**BRIEF**
Collect from the data below each line with "PARA".
+ + + + +
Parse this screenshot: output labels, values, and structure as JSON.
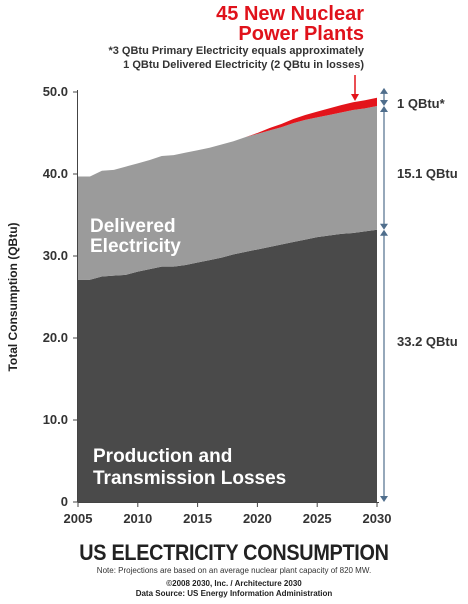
{
  "headline": {
    "line1": "45 New Nuclear",
    "line2": "Power Plants"
  },
  "footnote": {
    "line1": "*3 QBtu Primary Electricity equals approximately",
    "line2": "1 QBtu Delivered Electricity (2 QBtu in losses)"
  },
  "title": "US ELECTRICITY CONSUMPTION",
  "note": "Note: Projections are based on an average nuclear plant capacity of 820 MW.",
  "credit": {
    "line1": "©2008 2030, Inc. / Architecture 2030",
    "line2": "Data Source: US Energy Information Administration"
  },
  "colors": {
    "losses": "#4a4a4a",
    "delivered": "#9b9b9b",
    "nuclear": "#e3141b",
    "bracket": "#4f6e8c",
    "headline": "#e0121b"
  },
  "chart_data": {
    "type": "area",
    "stacked": true,
    "ylabel": "Total Consumption (QBtu)",
    "xlabel": "",
    "ylim": [
      0,
      50
    ],
    "xlim": [
      2005,
      2030
    ],
    "yticks": [
      "0",
      "10.0",
      "20.0",
      "30.0",
      "40.0",
      "50.0"
    ],
    "xticks": [
      "2005",
      "2010",
      "2015",
      "2020",
      "2025",
      "2030"
    ],
    "grid": false,
    "x": [
      2005,
      2006,
      2007,
      2008,
      2009,
      2010,
      2011,
      2012,
      2013,
      2014,
      2015,
      2016,
      2017,
      2018,
      2019,
      2020,
      2021,
      2022,
      2023,
      2024,
      2025,
      2026,
      2027,
      2028,
      2029,
      2030
    ],
    "series": [
      {
        "name": "Production and Transmission Losses",
        "label_lines": [
          "Production and",
          "Transmission Losses"
        ],
        "values": [
          27.1,
          27.1,
          27.5,
          27.6,
          27.7,
          28.1,
          28.4,
          28.7,
          28.7,
          28.9,
          29.2,
          29.5,
          29.8,
          30.2,
          30.5,
          30.8,
          31.1,
          31.4,
          31.7,
          32.0,
          32.3,
          32.5,
          32.7,
          32.8,
          33.0,
          33.2
        ]
      },
      {
        "name": "Delivered Electricity",
        "label_lines": [
          "Delivered",
          "Electricity"
        ],
        "values": [
          12.6,
          12.6,
          12.9,
          12.9,
          13.2,
          13.2,
          13.3,
          13.5,
          13.6,
          13.7,
          13.7,
          13.7,
          13.8,
          13.8,
          14.0,
          14.1,
          14.2,
          14.3,
          14.5,
          14.6,
          14.6,
          14.7,
          14.8,
          15.0,
          15.0,
          15.1
        ]
      },
      {
        "name": "45 New Nuclear Power Plants",
        "values": [
          0,
          0,
          0,
          0,
          0,
          0,
          0,
          0,
          0,
          0,
          0,
          0,
          0,
          0,
          0,
          0.1,
          0.3,
          0.4,
          0.5,
          0.6,
          0.7,
          0.8,
          0.9,
          0.95,
          1.0,
          1.0
        ]
      }
    ],
    "annotations": [
      "1 QBtu*",
      "15.1 QBtu",
      "33.2 QBtu"
    ]
  }
}
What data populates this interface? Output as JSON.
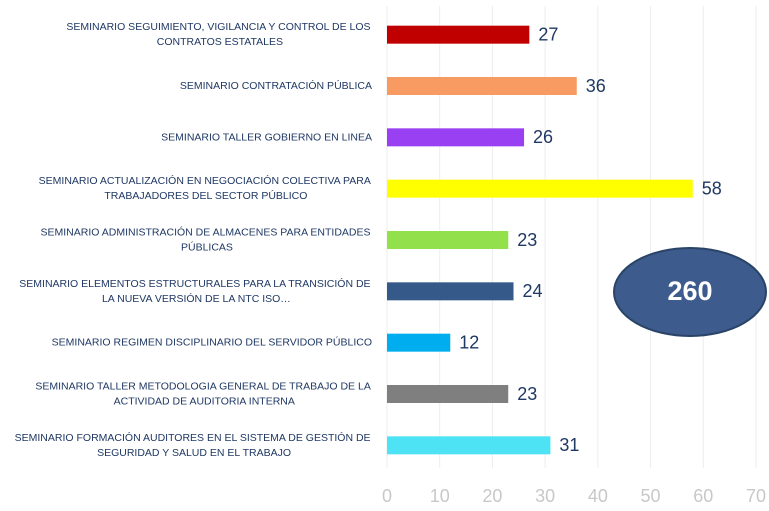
{
  "chart_data": {
    "type": "bar",
    "orientation": "horizontal",
    "categories": [
      "SEMINARIO SEGUIMIENTO, VIGILANCIA Y CONTROL DE LOS CONTRATOS ESTATALES",
      "SEMINARIO CONTRATACIÓN PÚBLICA",
      "SEMINARIO TALLER GOBIERNO EN LINEA",
      "SEMINARIO ACTUALIZACIÓN EN NEGOCIACIÓN COLECTIVA PARA TRABAJADORES DEL SECTOR PÚBLICO",
      "SEMINARIO ADMINISTRACIÓN DE ALMACENES PARA ENTIDADES PÚBLICAS",
      "SEMINARIO ELEMENTOS ESTRUCTURALES PARA LA TRANSICIÓN DE LA NUEVA VERSIÓN DE LA NTC ISO…",
      "SEMINARIO REGIMEN DISCIPLINARIO DEL SERVIDOR PÚBLICO",
      "SEMINARIO TALLER METODOLOGIA GENERAL DE TRABAJO DE LA ACTIVIDAD DE AUDITORIA INTERNA",
      "SEMINARIO FORMACIÓN AUDITORES EN EL SISTEMA DE GESTIÓN DE SEGURIDAD Y SALUD EN EL TRABAJO"
    ],
    "values": [
      27,
      36,
      26,
      58,
      23,
      24,
      12,
      23,
      31
    ],
    "colors": [
      "#c00000",
      "#f79b63",
      "#9940f2",
      "#ffff00",
      "#92e04c",
      "#355988",
      "#00aeef",
      "#7f7f7f",
      "#4de3f5"
    ],
    "xlim": [
      0,
      70
    ],
    "xticks": [
      0,
      10,
      20,
      30,
      40,
      50,
      60,
      70
    ],
    "grid": true,
    "annotation": 260
  }
}
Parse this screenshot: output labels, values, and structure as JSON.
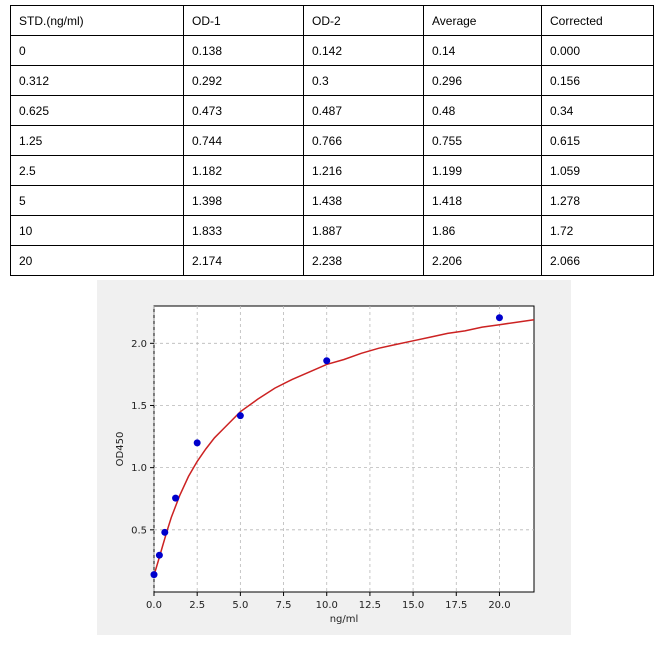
+ + + + +
**ANSWER TO THIS TASK**
      "SEMINARIO ACTUALIZACIÓN EN NEGOCIACIÓN COLECTIVA PARA TRABAJADORES DEL SECTOR PÚBLICO",
      "SEMINARIO ADMINISTRACIÓN DE ALMACENES PARA ENTIDADES PÚBLICAS",
      "SEMINARIO ELEMENTOS ESTRUCTURALES PARA LA TRANSICIÓN DE LA NUEVA VERSIÓN DE LA NTC ISO…",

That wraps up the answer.